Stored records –
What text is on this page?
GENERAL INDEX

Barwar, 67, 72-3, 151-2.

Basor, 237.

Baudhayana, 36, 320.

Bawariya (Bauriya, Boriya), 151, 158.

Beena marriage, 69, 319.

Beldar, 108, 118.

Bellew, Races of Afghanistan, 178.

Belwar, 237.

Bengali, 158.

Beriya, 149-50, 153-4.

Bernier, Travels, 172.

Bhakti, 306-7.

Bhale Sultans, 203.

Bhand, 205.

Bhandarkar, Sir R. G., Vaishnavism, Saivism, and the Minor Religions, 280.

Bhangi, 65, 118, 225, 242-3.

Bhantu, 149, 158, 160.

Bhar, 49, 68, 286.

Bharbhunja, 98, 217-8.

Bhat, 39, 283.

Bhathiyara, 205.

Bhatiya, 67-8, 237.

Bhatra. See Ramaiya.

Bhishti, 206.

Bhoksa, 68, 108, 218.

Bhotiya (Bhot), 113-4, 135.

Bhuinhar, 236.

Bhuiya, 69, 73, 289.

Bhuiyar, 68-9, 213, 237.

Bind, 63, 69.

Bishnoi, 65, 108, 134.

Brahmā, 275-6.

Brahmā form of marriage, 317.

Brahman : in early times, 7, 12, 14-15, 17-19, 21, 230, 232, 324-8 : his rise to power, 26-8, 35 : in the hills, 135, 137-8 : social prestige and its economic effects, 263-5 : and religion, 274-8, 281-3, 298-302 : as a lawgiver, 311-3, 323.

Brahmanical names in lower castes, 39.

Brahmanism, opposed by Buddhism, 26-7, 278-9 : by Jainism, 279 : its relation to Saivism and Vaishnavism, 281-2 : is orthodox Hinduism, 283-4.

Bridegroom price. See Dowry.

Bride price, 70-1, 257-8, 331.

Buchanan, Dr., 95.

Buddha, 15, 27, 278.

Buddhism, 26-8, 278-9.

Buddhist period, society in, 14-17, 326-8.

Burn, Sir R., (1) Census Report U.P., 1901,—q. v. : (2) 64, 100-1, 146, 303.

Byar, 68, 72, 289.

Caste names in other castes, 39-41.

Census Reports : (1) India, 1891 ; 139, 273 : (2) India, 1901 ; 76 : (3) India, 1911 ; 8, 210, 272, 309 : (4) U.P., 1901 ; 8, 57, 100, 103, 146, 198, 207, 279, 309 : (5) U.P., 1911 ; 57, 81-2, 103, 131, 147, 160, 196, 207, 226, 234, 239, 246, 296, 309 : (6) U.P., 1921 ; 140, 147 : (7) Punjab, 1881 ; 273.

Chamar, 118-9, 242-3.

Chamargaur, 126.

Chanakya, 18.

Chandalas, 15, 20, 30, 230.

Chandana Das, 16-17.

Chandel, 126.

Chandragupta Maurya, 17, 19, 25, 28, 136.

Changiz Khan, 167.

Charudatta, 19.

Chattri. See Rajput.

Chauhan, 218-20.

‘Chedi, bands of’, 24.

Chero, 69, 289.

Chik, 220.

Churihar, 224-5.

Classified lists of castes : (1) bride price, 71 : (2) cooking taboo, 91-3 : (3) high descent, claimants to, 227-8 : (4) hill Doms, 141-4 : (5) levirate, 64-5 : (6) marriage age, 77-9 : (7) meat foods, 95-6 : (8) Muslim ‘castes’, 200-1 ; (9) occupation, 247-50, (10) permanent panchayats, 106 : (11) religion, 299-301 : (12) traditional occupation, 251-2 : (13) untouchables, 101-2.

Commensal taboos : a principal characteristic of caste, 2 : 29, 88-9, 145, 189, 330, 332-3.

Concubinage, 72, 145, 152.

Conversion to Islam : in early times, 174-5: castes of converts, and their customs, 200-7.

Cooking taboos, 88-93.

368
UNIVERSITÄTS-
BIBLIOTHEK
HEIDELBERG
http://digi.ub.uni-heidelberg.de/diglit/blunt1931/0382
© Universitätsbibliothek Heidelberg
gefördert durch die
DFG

* * *

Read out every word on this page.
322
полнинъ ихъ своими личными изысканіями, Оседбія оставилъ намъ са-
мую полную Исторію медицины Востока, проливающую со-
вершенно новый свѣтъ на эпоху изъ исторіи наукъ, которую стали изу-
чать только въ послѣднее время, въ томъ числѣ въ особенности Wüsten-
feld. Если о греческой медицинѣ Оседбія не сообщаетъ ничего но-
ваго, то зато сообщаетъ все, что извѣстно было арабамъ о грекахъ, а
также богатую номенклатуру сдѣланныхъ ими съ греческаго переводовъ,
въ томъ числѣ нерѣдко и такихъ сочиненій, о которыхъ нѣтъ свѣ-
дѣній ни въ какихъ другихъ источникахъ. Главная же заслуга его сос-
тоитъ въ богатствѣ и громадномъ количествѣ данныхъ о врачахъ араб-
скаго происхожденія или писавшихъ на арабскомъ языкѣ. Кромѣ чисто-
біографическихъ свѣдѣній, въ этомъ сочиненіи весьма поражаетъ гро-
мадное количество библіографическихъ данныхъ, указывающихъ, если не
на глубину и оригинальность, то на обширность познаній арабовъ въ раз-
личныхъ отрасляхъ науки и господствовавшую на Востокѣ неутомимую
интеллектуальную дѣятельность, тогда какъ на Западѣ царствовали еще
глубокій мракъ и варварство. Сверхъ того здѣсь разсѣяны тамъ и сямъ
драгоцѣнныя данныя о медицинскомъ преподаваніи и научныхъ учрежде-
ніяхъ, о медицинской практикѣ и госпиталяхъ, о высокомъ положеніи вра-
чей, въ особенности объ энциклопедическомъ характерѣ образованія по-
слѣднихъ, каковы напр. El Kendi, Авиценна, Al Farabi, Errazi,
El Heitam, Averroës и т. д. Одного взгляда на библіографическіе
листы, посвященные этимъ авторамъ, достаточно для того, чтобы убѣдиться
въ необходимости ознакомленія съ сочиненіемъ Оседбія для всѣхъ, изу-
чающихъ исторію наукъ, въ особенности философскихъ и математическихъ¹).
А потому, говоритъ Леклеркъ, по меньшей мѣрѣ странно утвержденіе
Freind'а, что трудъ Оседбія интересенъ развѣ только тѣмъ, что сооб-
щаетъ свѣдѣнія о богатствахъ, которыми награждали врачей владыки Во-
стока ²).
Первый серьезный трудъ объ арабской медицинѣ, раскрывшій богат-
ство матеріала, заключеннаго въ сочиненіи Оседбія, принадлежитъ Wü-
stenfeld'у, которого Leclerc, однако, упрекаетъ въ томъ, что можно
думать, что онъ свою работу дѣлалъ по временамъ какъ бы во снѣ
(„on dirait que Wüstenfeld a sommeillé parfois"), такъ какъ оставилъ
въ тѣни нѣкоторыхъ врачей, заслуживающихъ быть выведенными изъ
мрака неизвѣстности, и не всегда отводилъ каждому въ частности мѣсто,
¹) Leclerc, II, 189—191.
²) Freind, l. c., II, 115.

Directions for this task – Scan the entries above. Copy each line that has the string "names".

Written solution –
Brahmanical names in lower castes, 39.
Caste names in other castes, 39-41.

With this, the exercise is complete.